(Supplied material):
::::
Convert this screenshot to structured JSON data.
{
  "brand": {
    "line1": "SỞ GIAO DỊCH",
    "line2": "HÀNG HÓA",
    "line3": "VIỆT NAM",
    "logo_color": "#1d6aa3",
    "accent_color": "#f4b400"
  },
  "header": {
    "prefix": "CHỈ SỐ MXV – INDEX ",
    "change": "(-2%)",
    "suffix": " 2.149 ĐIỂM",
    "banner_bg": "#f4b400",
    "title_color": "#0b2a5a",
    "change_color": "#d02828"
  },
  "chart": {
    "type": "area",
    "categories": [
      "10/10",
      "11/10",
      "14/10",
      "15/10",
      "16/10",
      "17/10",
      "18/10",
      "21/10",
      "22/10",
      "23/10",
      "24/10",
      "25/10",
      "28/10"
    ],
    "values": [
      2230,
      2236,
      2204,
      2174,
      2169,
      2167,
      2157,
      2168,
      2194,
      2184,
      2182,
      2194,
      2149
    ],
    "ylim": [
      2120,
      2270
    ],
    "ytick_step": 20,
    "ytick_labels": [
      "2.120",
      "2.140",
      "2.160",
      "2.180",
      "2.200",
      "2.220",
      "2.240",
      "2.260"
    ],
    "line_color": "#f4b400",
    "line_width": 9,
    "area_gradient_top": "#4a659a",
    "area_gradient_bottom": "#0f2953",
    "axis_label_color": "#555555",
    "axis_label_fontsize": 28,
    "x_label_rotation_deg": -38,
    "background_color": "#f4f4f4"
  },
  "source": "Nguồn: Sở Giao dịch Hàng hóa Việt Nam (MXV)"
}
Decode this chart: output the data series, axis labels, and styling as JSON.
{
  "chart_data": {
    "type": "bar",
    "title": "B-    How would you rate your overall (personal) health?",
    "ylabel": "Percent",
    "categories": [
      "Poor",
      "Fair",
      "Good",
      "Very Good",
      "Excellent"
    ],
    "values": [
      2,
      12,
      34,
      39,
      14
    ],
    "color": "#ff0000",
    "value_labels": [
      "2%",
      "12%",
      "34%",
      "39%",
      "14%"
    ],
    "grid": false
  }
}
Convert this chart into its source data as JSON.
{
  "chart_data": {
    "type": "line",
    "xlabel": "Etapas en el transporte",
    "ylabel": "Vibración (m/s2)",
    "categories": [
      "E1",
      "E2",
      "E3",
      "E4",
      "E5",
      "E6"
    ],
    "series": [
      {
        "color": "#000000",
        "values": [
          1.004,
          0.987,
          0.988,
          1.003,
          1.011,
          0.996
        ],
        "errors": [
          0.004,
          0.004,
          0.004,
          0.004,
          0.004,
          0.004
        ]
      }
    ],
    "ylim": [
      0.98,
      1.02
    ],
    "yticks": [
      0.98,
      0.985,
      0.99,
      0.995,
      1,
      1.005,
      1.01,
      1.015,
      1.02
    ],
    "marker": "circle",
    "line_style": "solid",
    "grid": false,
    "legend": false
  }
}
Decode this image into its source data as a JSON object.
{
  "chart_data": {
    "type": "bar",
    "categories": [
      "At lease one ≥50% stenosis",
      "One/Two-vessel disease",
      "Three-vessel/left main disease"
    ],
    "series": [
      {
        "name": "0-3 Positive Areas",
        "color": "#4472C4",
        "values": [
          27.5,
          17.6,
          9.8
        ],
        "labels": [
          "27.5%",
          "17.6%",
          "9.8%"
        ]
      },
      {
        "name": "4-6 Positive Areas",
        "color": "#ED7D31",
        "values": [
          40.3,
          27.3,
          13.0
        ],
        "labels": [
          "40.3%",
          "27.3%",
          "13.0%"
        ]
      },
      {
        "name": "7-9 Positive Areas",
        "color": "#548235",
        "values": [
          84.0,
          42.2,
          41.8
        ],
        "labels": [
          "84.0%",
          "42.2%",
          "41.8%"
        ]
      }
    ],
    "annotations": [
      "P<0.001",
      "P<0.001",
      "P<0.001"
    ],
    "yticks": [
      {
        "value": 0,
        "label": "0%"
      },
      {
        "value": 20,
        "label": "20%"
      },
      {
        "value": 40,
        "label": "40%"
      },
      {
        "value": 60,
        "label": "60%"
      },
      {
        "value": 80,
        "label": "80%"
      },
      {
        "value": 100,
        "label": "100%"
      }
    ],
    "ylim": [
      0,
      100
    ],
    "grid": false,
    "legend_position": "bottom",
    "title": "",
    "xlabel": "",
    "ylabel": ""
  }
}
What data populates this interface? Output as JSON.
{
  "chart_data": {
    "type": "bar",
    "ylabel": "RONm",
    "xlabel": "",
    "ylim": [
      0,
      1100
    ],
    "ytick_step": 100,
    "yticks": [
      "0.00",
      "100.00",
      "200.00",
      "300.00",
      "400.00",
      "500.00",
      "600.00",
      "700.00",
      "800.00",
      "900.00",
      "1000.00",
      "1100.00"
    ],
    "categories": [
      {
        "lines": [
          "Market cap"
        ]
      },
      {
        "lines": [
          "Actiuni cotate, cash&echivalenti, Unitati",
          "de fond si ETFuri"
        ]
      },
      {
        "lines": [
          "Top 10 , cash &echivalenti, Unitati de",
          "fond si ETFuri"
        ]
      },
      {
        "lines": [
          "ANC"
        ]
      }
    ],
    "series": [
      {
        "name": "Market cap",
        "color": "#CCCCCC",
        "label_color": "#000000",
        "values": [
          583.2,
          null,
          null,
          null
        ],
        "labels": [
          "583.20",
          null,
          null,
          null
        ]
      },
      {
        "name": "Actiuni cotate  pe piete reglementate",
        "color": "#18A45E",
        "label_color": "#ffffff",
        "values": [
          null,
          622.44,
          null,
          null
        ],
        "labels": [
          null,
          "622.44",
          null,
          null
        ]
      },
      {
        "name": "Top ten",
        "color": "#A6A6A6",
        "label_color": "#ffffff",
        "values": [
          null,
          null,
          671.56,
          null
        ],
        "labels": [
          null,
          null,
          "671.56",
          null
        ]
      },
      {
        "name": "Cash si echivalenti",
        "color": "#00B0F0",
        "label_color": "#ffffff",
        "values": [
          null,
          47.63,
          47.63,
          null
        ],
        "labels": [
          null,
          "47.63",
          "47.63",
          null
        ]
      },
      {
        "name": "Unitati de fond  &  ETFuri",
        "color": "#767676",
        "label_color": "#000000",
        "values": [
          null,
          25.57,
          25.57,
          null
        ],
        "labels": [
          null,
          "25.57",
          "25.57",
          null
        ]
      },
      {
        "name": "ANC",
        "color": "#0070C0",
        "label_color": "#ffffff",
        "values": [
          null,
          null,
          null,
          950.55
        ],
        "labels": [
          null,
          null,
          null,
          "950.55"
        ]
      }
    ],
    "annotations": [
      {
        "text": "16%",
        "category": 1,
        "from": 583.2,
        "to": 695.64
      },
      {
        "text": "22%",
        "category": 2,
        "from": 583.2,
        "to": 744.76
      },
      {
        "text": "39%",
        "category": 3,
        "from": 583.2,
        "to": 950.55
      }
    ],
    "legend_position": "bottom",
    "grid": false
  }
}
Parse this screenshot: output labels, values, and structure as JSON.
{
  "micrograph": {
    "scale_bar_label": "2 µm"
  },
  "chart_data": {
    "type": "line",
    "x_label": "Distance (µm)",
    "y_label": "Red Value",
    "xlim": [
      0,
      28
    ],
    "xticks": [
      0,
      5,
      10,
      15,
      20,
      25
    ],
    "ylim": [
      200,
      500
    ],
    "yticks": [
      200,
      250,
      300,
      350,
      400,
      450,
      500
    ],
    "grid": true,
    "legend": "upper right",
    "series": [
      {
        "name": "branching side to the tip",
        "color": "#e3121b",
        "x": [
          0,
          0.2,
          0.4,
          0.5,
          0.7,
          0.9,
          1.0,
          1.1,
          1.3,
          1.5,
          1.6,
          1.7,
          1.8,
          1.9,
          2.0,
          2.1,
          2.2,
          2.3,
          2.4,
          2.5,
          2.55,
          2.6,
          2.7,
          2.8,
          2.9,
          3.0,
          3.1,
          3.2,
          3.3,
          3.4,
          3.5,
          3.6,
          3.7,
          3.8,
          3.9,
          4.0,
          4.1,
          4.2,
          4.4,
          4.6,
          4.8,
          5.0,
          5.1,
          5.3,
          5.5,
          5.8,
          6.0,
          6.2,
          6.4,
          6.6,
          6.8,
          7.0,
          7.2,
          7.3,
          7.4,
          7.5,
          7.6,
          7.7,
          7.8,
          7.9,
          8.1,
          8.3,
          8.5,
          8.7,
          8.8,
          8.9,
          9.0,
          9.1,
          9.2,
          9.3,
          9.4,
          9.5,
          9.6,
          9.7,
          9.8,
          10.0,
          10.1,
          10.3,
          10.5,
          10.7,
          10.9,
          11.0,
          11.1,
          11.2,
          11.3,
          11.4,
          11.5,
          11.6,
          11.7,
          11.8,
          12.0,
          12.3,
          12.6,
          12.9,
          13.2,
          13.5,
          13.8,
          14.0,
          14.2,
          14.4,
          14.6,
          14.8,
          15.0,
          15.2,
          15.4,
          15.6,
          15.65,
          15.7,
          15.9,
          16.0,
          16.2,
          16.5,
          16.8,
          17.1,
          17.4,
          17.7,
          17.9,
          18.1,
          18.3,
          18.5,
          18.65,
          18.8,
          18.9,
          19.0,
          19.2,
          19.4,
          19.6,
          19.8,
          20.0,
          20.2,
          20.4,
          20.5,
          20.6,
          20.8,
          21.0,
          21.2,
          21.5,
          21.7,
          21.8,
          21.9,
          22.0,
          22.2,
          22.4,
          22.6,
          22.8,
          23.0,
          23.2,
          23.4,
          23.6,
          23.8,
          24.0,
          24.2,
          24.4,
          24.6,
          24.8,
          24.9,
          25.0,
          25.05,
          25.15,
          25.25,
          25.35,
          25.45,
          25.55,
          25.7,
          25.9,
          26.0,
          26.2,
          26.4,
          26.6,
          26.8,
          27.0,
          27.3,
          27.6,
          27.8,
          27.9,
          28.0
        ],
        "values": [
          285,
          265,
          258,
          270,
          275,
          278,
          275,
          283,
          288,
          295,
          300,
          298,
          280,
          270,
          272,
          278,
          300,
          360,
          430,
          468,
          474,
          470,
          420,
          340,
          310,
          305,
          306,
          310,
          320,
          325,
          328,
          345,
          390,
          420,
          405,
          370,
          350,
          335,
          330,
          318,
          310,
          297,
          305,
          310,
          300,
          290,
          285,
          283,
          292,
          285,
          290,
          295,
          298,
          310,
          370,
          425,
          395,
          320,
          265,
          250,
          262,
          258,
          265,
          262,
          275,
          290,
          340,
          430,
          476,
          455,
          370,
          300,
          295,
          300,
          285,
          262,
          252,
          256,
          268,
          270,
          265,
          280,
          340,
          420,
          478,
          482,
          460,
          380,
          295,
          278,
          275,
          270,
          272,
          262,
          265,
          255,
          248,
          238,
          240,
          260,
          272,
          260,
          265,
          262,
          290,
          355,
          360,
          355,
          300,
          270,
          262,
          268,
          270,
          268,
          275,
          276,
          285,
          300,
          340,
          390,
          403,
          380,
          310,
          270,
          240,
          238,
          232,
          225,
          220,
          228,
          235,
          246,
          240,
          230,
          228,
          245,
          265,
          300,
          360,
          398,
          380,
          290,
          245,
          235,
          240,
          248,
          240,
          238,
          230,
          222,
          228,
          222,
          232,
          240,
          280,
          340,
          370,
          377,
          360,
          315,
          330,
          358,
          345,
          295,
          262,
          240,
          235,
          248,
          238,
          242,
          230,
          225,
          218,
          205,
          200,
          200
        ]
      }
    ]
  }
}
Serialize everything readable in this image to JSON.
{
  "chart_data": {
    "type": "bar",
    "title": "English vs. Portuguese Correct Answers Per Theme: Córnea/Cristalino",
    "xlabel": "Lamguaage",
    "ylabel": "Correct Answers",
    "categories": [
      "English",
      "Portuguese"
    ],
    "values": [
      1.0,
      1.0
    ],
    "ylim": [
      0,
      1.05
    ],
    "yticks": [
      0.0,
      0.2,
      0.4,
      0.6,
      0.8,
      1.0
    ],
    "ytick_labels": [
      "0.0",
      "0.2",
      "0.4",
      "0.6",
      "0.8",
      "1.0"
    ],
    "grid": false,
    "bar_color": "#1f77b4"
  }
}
::::
(Set problem): Starting at the line that contains "Serialize everything readable", copy each line exactly through the end of the listing above. Include that first line and the last one, and add nothing.

(Solution to this exercise):
Serialize everything readable in this image to JSON.
{
  "chart_data": {
    "type": "bar",
    "title": "English vs. Portuguese Correct Answers Per Theme: Córnea/Cristalino",
    "xlabel": "Lamguaage",
    "ylabel": "Correct Answers",
    "categories": [
      "English",
      "Portuguese"
    ],
    "values": [
      1.0,
      1.0
    ],
    "ylim": [
      0,
      1.05
    ],
    "yticks": [
      0.0,
      0.2,
      0.4,
      0.6,
      0.8,
      1.0
    ],
    "ytick_labels": [
      "0.0",
      "0.2",
      "0.4",
      "0.6",
      "0.8",
      "1.0"
    ],
    "grid": false,
    "bar_color": "#1f77b4"
  }
}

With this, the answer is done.